DATASET RECORDS -
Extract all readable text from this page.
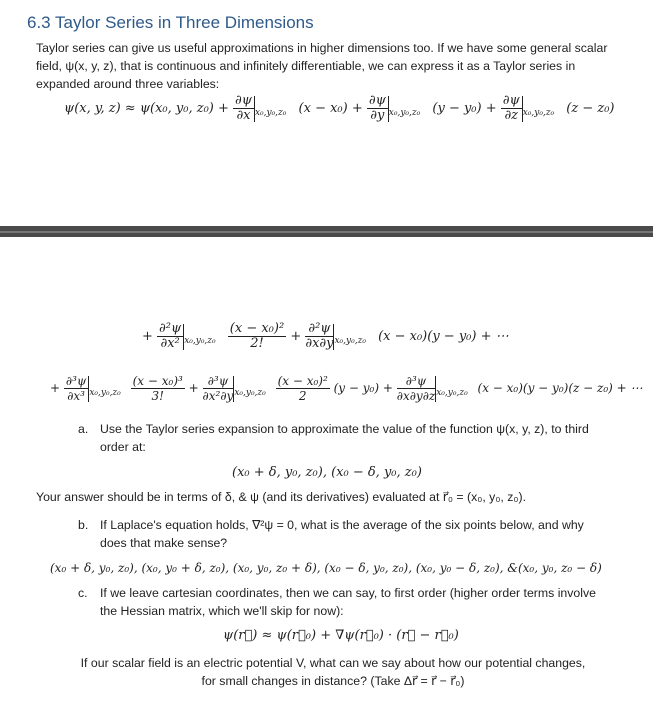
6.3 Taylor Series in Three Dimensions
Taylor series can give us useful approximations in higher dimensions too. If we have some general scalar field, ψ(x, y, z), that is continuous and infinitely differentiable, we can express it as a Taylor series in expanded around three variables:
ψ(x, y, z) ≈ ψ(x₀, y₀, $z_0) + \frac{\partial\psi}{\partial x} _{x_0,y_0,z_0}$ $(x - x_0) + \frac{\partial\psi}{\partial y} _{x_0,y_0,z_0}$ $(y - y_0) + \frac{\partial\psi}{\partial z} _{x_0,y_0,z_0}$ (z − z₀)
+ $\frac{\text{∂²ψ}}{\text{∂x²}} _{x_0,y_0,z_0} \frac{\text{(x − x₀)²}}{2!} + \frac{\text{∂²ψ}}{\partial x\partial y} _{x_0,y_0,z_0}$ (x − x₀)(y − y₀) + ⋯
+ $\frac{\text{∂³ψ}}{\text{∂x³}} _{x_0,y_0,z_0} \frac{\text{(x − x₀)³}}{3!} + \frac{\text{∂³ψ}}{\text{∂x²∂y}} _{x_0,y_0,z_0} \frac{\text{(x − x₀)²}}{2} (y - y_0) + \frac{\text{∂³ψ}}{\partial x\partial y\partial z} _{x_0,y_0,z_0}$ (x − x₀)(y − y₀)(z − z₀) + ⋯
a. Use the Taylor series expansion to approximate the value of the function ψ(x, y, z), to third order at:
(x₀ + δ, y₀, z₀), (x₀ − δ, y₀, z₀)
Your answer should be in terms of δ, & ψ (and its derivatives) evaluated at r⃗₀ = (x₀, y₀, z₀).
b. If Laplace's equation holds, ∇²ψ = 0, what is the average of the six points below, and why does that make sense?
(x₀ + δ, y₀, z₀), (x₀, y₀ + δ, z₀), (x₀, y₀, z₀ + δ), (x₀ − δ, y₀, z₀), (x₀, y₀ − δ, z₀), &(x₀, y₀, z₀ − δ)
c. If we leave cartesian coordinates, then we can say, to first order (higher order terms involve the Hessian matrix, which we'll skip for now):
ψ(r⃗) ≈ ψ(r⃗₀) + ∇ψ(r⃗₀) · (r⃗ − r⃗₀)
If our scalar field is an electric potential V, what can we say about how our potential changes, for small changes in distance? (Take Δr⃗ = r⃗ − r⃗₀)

* * *

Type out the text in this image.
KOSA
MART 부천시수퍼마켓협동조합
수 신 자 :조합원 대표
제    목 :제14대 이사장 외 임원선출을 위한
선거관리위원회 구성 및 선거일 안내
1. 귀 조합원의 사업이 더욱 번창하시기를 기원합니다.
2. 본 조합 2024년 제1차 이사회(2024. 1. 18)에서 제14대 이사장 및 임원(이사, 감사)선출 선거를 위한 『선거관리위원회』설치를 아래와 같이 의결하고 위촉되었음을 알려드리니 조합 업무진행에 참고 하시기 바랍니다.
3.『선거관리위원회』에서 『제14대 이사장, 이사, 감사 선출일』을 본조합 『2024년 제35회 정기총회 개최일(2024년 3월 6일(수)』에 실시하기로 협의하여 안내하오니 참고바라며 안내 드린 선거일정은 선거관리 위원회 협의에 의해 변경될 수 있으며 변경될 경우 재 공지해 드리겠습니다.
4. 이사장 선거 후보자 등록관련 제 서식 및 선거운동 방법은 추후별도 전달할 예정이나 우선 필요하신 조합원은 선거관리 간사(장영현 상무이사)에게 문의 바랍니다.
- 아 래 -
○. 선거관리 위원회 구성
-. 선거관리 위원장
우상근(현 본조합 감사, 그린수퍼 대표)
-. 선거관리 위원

OBJECTIVE -
Read the lines above. Gather those in which the string "선거관리위원회" is found.

ANSWER TO THE PROBLEM -
선거관리위원회 구성 및 선거일 안내
2. 본 조합 2024년 제1차 이사회(2024. 1. 18)에서 제14대 이사장 및 임원(이사, 감사)선출 선거를 위한 『선거관리위원회』설치를 아래와 같이 의결하고 위촉되었음을 알려드리니 조합 업무진행에 참고 하시기 바랍니다.
3.『선거관리위원회』에서 『제14대 이사장, 이사, 감사 선출일』을 본조합 『2024년 제35회 정기총회 개최일(2024년 3월 6일(수)』에 실시하기로 협의하여 안내하오니 참고바라며 안내 드린 선거일정은 선거관리 위원회 협의에 의해 변경될 수 있으며 변경될 경우 재 공지해 드리겠습니다.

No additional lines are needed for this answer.